What number of lines hold the word "this"? State that number and nothing besides.

Dataset rows:
──────

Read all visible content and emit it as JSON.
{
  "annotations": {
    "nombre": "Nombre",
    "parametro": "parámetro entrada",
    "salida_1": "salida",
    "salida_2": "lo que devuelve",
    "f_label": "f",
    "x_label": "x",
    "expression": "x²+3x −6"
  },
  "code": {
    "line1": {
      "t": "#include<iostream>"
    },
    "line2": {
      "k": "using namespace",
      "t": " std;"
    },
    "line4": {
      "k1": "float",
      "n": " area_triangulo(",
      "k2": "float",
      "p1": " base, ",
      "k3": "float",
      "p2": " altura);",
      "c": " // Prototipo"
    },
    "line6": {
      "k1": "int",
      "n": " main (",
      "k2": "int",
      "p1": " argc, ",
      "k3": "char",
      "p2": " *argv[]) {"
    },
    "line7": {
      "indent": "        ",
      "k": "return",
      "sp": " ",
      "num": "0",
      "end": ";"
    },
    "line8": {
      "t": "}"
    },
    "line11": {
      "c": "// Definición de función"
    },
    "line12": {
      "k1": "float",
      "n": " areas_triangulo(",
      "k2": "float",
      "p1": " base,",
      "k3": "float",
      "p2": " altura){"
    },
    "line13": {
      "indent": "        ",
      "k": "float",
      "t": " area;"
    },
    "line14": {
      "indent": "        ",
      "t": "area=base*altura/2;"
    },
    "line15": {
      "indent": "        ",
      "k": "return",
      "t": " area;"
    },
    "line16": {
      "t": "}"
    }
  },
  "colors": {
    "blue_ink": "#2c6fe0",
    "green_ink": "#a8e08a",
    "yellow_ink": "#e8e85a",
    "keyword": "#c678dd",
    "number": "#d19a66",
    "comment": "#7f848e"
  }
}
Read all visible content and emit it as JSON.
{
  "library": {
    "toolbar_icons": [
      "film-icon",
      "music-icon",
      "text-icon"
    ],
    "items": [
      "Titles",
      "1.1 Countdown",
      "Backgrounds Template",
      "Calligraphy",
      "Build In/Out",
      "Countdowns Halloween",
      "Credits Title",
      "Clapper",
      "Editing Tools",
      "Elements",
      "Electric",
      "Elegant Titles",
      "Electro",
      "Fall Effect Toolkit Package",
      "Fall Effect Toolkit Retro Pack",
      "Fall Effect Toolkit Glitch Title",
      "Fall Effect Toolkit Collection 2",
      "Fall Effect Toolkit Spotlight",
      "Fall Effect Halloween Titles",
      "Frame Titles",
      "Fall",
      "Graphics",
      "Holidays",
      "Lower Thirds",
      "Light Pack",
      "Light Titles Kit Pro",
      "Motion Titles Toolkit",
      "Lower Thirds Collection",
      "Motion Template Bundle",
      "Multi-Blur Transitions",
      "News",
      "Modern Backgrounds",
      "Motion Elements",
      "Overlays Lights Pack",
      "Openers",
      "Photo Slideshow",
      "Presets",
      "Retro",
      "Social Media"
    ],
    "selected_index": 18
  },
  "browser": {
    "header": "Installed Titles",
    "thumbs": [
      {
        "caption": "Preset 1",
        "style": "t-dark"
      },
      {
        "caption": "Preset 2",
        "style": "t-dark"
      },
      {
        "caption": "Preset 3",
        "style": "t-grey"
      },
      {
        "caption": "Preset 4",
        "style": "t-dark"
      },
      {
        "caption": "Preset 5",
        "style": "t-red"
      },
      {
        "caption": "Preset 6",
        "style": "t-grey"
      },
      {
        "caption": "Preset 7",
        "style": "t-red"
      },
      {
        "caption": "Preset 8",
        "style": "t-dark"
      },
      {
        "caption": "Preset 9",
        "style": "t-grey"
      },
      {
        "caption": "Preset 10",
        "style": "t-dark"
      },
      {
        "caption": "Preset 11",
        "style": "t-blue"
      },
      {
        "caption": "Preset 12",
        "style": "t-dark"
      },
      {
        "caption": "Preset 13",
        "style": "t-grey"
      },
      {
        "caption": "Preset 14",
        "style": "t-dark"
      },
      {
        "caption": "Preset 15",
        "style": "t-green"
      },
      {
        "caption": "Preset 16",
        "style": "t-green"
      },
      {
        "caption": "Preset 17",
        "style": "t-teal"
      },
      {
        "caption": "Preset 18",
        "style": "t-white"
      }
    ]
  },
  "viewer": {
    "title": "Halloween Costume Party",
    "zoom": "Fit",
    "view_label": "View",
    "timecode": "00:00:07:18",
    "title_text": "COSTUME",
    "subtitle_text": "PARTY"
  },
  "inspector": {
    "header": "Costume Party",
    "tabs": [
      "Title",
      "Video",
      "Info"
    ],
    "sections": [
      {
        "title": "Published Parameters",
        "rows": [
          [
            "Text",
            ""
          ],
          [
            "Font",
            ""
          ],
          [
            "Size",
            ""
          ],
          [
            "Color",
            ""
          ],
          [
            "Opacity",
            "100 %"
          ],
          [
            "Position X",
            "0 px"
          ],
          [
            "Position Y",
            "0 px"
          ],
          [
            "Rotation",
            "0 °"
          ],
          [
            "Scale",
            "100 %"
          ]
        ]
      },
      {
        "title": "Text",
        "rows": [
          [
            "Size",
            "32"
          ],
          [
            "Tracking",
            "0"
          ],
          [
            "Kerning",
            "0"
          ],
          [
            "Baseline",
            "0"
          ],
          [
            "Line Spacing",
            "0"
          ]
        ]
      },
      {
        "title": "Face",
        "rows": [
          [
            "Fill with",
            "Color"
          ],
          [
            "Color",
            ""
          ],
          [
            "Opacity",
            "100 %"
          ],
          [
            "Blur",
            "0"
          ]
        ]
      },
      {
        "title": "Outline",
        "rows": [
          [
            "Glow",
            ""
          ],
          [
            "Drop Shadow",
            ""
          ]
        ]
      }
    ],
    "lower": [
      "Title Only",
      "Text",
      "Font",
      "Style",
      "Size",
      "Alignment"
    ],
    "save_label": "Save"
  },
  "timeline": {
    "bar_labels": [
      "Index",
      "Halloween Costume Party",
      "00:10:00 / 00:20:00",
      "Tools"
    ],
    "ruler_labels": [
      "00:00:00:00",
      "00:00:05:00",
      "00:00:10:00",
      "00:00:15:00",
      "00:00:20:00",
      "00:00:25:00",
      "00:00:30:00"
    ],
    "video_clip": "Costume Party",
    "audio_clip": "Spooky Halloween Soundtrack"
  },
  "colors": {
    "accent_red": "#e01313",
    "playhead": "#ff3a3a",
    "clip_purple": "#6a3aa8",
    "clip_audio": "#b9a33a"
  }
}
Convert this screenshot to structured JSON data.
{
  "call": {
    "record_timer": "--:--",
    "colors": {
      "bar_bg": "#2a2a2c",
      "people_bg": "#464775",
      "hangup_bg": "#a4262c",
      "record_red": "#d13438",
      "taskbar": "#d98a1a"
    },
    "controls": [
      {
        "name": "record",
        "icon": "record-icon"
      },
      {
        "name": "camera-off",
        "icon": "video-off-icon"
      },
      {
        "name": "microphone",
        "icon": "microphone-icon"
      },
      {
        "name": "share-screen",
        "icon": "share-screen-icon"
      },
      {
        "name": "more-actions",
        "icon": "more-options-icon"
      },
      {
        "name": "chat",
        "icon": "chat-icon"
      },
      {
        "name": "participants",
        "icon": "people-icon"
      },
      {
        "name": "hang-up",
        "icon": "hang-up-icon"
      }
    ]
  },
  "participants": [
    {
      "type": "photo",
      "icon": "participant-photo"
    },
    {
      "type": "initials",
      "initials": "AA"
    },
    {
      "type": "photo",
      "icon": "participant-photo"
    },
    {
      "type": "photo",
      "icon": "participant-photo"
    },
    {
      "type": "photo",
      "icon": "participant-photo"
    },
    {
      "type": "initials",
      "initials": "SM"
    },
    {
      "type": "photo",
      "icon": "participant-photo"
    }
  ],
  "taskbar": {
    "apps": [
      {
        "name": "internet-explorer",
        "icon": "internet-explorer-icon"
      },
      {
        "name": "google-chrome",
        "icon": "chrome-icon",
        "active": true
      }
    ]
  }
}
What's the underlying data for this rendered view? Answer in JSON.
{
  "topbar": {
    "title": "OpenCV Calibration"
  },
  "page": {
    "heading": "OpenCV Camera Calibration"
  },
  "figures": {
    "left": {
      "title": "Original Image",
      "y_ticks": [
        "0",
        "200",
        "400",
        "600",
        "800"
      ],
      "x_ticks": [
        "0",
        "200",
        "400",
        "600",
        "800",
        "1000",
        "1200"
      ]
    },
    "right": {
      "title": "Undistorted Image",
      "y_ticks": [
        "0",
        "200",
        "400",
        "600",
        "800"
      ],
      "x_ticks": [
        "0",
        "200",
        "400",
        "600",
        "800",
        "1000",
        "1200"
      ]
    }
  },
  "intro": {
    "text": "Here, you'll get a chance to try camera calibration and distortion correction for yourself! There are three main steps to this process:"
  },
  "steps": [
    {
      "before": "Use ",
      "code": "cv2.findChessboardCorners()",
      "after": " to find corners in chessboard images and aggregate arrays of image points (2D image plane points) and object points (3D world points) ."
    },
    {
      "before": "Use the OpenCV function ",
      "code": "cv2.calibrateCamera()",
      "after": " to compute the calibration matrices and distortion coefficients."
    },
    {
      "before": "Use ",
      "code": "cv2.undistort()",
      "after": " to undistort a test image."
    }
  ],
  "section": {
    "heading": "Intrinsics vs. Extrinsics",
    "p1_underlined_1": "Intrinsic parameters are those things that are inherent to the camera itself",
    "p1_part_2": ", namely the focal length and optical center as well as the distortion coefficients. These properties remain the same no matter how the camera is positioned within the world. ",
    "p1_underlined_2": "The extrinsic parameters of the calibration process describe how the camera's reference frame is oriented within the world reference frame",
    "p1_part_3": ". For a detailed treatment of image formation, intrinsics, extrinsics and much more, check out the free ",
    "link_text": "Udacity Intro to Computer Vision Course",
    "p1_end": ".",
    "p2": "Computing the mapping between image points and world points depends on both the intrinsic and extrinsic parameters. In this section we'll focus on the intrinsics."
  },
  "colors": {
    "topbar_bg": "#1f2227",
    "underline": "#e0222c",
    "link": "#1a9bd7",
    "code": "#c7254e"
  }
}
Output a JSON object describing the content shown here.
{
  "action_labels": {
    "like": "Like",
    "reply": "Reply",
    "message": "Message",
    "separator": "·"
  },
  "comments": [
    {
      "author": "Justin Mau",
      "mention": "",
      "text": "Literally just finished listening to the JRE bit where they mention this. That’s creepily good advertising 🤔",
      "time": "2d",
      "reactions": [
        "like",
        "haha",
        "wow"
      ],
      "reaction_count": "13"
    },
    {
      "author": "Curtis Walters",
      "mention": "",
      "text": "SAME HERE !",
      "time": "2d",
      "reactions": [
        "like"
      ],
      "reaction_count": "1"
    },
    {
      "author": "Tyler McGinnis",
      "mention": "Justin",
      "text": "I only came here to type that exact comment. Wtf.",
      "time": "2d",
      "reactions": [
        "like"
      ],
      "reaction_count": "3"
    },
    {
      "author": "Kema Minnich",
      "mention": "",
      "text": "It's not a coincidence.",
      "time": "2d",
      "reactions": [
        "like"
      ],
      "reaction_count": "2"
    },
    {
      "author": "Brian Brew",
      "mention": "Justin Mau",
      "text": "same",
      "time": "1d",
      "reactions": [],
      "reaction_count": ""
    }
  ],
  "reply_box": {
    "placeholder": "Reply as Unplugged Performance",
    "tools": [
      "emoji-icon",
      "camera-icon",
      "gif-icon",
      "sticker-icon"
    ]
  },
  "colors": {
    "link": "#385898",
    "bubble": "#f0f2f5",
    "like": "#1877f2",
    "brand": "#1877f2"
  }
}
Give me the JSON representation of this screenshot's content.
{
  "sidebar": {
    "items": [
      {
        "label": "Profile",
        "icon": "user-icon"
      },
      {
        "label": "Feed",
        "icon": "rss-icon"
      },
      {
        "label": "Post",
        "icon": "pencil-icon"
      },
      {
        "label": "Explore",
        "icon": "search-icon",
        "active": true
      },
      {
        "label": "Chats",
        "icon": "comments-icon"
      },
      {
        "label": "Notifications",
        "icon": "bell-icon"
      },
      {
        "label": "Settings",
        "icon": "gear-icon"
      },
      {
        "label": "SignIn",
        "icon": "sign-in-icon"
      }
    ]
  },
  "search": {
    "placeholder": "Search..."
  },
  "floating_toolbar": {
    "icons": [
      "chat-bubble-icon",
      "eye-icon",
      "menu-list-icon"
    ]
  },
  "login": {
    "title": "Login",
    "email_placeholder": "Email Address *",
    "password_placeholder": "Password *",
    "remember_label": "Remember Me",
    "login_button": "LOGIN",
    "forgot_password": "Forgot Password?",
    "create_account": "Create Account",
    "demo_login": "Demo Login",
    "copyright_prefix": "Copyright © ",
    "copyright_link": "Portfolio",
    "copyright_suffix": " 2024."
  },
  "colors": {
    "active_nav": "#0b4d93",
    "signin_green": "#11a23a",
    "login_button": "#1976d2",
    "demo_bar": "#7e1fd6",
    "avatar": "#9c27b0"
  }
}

──────

Response to the exercise:
6